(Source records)
========

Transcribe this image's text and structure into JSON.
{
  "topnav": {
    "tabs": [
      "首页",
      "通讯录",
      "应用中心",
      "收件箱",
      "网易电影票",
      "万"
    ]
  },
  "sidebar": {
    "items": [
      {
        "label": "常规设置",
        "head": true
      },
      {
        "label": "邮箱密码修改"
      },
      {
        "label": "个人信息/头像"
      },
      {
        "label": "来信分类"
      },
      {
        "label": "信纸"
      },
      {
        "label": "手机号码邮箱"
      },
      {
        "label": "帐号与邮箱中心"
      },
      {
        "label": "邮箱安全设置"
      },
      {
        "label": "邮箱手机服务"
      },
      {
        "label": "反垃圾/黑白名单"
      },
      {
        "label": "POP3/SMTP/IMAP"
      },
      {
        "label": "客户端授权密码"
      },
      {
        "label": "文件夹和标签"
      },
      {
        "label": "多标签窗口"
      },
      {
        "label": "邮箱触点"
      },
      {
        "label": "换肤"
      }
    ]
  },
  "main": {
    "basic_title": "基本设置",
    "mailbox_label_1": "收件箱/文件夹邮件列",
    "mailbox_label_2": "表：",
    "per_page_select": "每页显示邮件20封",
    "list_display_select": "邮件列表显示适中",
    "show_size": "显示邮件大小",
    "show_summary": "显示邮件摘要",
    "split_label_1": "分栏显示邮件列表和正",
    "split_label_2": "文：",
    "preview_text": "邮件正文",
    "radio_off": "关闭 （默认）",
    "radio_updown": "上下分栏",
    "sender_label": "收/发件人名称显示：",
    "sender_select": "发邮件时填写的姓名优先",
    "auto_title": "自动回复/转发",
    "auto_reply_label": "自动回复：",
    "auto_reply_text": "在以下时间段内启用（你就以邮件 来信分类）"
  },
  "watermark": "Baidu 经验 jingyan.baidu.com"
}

========

- **EXERCISE**: Type out the whole listing above again, exactly as it stands.

- **EXERCISE ANSWER**:
Transcribe this image's text and structure into JSON.
{
  "topnav": {
    "tabs": [
      "首页",
      "通讯录",
      "应用中心",
      "收件箱",
      "网易电影票",
      "万"
    ]
  },
  "sidebar": {
    "items": [
      {
        "label": "常规设置",
        "head": true
      },
      {
        "label": "邮箱密码修改"
      },
      {
        "label": "个人信息/头像"
      },
      {
        "label": "来信分类"
      },
      {
        "label": "信纸"
      },
      {
        "label": "手机号码邮箱"
      },
      {
        "label": "帐号与邮箱中心"
      },
      {
        "label": "邮箱安全设置"
      },
      {
        "label": "邮箱手机服务"
      },
      {
        "label": "反垃圾/黑白名单"
      },
      {
        "label": "POP3/SMTP/IMAP"
      },
      {
        "label": "客户端授权密码"
      },
      {
        "label": "文件夹和标签"
      },
      {
        "label": "多标签窗口"
      },
      {
        "label": "邮箱触点"
      },
      {
        "label": "换肤"
      }
    ]
  },
  "main": {
    "basic_title": "基本设置",
    "mailbox_label_1": "收件箱/文件夹邮件列",
    "mailbox_label_2": "表：",
    "per_page_select": "每页显示邮件20封",
    "list_display_select": "邮件列表显示适中",
    "show_size": "显示邮件大小",
    "show_summary": "显示邮件摘要",
    "split_label_1": "分栏显示邮件列表和正",
    "split_label_2": "文：",
    "preview_text": "邮件正文",
    "radio_off": "关闭 （默认）",
    "radio_updown": "上下分栏",
    "sender_label": "收/发件人名称显示：",
    "sender_select": "发邮件时填写的姓名优先",
    "auto_title": "自动回复/转发",
    "auto_reply_label": "自动回复：",
    "auto_reply_text": "在以下时间段内启用（你就以邮件 来信分类）"
  },
  "watermark": "Baidu 经验 jingyan.baidu.com"
}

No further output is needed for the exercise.